> Dataset excerpts:
==================================================

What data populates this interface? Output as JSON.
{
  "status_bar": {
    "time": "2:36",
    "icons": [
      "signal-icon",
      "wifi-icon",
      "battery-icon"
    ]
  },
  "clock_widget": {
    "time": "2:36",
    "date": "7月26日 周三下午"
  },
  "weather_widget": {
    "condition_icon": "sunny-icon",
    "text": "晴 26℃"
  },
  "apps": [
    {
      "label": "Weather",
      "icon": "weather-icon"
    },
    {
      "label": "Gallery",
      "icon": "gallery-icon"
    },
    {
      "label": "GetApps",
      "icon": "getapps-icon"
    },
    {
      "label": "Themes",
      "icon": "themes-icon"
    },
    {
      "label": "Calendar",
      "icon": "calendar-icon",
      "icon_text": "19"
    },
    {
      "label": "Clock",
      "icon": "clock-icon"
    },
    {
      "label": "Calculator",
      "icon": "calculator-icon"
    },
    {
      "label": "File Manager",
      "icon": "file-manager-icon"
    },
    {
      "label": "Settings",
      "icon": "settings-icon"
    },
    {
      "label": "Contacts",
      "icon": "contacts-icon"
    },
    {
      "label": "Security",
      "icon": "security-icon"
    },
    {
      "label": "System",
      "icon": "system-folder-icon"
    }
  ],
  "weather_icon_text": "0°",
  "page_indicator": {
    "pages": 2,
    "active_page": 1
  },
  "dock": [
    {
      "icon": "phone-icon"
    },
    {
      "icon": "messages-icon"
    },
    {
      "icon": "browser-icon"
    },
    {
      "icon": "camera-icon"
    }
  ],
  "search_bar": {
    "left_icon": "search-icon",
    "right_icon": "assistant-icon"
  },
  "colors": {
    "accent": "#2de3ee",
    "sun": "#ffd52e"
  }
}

==================================================

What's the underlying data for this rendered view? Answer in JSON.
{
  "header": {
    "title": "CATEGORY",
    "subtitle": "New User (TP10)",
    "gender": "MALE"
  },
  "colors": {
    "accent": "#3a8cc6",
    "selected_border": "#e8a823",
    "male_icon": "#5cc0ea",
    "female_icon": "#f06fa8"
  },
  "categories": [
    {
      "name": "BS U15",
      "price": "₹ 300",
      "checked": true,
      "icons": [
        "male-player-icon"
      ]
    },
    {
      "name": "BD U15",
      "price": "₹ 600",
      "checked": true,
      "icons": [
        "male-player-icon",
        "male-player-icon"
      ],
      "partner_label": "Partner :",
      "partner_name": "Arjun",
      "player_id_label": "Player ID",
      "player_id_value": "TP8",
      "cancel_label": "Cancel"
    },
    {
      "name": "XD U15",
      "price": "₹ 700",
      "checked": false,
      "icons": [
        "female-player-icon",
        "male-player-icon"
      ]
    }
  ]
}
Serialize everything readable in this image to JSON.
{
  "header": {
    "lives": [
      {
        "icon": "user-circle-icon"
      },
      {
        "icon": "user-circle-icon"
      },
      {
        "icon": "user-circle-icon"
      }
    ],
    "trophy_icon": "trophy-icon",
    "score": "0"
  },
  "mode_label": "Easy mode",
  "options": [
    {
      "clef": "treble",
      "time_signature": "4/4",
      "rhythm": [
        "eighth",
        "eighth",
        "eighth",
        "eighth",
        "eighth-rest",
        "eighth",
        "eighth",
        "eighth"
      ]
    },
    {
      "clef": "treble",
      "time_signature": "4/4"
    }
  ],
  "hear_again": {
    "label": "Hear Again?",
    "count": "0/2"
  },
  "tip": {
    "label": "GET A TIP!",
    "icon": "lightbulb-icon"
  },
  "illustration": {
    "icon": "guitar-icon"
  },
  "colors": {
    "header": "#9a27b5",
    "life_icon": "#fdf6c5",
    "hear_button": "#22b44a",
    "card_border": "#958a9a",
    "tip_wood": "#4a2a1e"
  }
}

==================================================

> Aim:
Where a line contains the string "JSON", extract that line.

> Final result:
What data populates this interface? Output as JSON.
What's the underlying data for this rendered view? Answer in JSON.
Serialize everything readable in this image to JSON.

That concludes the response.